(What the exercise asks)
Go through the records and extract every line with the word "name".

(Dataset records)

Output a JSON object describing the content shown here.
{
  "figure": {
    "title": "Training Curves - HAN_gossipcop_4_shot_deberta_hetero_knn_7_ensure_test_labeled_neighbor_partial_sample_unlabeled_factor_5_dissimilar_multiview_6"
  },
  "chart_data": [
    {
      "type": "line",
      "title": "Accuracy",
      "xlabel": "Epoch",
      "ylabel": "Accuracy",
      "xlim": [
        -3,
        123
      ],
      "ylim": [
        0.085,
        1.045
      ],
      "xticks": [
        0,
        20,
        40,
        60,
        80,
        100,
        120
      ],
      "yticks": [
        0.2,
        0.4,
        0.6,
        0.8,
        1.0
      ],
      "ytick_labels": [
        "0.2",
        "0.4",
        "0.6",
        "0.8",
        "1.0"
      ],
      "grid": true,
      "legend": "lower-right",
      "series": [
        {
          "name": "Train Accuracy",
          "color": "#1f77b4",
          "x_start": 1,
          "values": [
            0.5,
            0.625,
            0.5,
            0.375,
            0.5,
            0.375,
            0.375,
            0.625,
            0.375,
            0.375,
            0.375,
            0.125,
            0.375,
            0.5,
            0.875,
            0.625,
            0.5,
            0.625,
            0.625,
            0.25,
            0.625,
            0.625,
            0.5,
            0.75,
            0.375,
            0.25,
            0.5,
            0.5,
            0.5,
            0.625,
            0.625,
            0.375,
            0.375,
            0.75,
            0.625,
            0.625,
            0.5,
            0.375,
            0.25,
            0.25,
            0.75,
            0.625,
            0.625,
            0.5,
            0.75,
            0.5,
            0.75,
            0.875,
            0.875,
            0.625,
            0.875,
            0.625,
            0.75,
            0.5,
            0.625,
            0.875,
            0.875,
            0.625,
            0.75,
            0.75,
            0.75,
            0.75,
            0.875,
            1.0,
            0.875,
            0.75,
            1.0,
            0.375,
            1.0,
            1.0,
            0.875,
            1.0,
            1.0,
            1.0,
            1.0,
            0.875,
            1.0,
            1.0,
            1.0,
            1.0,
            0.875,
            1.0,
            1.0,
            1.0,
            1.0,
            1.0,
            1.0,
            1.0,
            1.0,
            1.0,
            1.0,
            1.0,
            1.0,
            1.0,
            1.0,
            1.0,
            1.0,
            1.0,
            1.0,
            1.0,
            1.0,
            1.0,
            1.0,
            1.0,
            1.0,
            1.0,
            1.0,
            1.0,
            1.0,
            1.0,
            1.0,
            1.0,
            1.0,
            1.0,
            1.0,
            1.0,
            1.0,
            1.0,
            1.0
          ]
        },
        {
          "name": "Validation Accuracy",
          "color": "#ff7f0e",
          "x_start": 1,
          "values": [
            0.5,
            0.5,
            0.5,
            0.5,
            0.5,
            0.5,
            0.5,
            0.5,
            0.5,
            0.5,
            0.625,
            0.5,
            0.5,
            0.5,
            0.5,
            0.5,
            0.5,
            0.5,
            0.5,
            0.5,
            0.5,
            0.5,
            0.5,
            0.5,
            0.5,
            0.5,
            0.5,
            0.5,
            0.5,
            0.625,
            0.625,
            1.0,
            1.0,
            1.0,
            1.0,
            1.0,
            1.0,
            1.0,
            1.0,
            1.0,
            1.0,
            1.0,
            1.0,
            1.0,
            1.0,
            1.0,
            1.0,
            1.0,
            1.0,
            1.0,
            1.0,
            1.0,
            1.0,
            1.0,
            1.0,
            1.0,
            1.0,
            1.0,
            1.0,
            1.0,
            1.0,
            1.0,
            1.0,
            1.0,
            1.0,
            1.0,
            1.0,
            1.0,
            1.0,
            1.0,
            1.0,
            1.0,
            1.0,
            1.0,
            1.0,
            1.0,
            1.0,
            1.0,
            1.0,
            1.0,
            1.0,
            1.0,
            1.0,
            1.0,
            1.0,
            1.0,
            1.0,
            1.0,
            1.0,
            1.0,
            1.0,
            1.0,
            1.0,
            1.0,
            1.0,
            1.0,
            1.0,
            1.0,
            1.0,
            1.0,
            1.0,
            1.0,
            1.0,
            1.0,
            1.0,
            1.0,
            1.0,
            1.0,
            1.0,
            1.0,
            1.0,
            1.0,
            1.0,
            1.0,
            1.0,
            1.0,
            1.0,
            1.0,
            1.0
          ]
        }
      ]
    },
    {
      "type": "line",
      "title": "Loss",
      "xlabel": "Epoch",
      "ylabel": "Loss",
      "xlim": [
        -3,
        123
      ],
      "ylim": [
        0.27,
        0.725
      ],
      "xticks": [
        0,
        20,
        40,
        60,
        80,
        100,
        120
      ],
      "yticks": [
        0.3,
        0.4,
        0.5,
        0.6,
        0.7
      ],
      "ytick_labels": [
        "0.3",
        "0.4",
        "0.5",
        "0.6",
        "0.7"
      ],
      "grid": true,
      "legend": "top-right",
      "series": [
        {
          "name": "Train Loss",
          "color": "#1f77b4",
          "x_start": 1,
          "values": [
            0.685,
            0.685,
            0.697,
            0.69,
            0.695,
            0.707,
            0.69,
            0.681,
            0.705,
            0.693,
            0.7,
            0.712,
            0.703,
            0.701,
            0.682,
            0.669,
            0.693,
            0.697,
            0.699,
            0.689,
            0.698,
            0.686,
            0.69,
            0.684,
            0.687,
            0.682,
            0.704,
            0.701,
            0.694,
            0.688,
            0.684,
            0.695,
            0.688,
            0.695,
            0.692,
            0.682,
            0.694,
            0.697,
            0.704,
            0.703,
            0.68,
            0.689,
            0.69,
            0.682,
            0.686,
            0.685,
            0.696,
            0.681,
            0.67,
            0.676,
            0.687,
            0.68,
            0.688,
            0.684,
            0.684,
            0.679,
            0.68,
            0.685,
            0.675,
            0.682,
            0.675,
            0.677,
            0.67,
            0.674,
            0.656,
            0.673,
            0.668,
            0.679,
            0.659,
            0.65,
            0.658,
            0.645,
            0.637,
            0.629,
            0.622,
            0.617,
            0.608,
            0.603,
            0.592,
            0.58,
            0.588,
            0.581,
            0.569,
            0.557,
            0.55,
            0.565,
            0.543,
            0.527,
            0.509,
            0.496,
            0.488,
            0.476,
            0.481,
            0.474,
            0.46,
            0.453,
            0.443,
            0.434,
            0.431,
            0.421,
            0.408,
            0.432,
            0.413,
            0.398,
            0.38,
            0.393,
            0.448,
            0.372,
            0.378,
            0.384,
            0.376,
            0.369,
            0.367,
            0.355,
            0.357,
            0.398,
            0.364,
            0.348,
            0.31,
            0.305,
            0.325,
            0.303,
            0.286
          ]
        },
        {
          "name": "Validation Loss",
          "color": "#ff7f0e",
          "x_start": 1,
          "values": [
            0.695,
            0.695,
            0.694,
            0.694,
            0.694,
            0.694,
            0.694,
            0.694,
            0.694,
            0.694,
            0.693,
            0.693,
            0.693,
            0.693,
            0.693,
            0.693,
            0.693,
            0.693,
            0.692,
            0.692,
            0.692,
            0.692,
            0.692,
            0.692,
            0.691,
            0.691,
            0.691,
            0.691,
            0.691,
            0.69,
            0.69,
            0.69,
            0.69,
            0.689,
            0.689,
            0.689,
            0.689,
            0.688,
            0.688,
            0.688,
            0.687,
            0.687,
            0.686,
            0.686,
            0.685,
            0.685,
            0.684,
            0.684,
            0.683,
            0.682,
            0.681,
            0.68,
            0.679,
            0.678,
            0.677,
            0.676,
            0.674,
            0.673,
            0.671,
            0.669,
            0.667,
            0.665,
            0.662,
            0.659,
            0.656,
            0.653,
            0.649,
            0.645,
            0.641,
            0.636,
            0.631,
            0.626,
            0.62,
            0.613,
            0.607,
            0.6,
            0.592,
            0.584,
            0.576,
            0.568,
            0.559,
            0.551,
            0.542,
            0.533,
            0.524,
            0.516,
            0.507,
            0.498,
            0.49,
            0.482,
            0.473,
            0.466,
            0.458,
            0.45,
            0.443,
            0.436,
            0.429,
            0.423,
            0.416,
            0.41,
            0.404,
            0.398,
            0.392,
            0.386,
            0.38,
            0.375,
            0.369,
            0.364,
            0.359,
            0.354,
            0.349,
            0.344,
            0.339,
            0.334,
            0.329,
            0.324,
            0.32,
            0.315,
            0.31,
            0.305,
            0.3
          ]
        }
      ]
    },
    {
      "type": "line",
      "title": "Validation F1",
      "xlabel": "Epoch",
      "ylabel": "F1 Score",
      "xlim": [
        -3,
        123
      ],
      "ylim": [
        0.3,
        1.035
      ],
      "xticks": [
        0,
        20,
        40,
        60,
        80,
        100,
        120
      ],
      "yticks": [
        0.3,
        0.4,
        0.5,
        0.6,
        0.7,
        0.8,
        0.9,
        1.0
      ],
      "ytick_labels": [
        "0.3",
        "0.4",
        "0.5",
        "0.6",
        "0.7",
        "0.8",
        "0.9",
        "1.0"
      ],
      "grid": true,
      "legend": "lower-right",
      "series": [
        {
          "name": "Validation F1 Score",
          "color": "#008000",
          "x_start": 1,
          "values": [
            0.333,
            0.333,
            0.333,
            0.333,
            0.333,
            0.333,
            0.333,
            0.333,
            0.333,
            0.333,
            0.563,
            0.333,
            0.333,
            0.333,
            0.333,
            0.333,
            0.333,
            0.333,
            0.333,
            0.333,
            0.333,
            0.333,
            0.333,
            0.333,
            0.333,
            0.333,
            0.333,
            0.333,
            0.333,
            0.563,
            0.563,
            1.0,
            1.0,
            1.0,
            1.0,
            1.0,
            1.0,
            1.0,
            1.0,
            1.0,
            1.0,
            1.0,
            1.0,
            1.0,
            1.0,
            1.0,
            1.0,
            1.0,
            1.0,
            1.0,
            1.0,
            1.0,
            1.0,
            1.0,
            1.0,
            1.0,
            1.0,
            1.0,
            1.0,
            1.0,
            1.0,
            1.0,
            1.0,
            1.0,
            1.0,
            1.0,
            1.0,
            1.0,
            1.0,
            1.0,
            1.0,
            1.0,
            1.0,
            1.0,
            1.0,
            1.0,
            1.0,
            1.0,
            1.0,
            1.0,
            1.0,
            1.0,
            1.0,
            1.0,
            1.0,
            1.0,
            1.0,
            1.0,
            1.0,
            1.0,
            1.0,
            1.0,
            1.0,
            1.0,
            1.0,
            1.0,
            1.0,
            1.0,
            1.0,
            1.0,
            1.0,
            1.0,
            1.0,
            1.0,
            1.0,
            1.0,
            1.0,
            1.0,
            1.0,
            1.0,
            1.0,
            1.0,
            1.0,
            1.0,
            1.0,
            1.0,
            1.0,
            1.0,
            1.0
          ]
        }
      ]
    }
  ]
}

(Reply)
          "name": "Train Accuracy",
          "name": "Validation Accuracy",
          "name": "Train Loss",
          "name": "Validation Loss",
          "name": "Validation F1 Score",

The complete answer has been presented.